JOB. All records should be reproduced verbatim.

RECORD EXCERPTS.
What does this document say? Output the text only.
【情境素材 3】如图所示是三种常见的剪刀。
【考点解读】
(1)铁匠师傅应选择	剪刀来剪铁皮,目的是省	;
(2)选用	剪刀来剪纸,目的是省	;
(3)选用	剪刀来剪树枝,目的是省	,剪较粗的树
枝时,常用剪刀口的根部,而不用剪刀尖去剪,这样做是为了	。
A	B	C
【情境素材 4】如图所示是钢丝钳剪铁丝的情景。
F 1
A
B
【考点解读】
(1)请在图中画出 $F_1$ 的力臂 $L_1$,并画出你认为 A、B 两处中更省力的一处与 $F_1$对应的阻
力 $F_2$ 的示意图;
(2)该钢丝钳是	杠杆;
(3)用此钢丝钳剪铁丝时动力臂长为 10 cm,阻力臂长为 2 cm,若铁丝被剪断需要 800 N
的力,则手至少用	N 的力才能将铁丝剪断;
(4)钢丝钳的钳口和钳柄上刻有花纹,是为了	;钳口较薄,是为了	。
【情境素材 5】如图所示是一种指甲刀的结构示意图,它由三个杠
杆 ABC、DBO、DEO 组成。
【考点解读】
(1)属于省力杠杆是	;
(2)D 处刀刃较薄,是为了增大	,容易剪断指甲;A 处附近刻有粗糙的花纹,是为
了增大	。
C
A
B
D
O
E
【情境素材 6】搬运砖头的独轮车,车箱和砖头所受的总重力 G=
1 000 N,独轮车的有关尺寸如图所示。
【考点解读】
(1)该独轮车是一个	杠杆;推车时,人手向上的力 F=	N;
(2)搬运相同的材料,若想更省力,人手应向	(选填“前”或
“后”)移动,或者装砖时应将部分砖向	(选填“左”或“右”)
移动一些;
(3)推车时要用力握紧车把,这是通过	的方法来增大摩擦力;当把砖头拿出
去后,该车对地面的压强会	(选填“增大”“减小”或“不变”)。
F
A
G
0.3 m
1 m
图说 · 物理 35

WRITTEN REPLY.
What does this document say? Output the text only.
【情境素材 3】如图所示是三种常见的剪刀。
【考点解读】
(1)铁匠师傅应选择	剪刀来剪铁皮,目的是省	;
(2)选用	剪刀来剪纸,目的是省	;
(3)选用	剪刀来剪树枝,目的是省	,剪较粗的树
枝时,常用剪刀口的根部,而不用剪刀尖去剪,这样做是为了	。
A	B	C
【情境素材 4】如图所示是钢丝钳剪铁丝的情景。
F 1
A
B
【考点解读】
(1)请在图中画出 $F_1$ 的力臂 $L_1$,并画出你认为 A、B 两处中更省力的一处与 $F_1$对应的阻
力 $F_2$ 的示意图;
(2)该钢丝钳是	杠杆;
(3)用此钢丝钳剪铁丝时动力臂长为 10 cm,阻力臂长为 2 cm,若铁丝被剪断需要 800 N
的力,则手至少用	N 的力才能将铁丝剪断;
(4)钢丝钳的钳口和钳柄上刻有花纹,是为了	;钳口较薄,是为了	。
【情境素材 5】如图所示是一种指甲刀的结构示意图,它由三个杠
杆 ABC、DBO、DEO 组成。
【考点解读】
(1)属于省力杠杆是	;
(2)D 处刀刃较薄,是为了增大	,容易剪断指甲;A 处附近刻有粗糙的花纹,是为
了增大	。
C
A
B
D
O
E
【情境素材 6】搬运砖头的独轮车,车箱和砖头所受的总重力 G=
1 000 N,独轮车的有关尺寸如图所示。
【考点解读】
(1)该独轮车是一个	杠杆;推车时,人手向上的力 F=	N;
(2)搬运相同的材料,若想更省力,人手应向	(选填“前”或
“后”)移动,或者装砖时应将部分砖向	(选填“左”或“右”)
移动一些;
(3)推车时要用力握紧车把,这是通过	的方法来增大摩擦力;当把砖头拿出
去后,该车对地面的压强会	(选填“增大”“减小”或“不变”)。
F
A
G
0.3 m
1 m
图说 · 物理 35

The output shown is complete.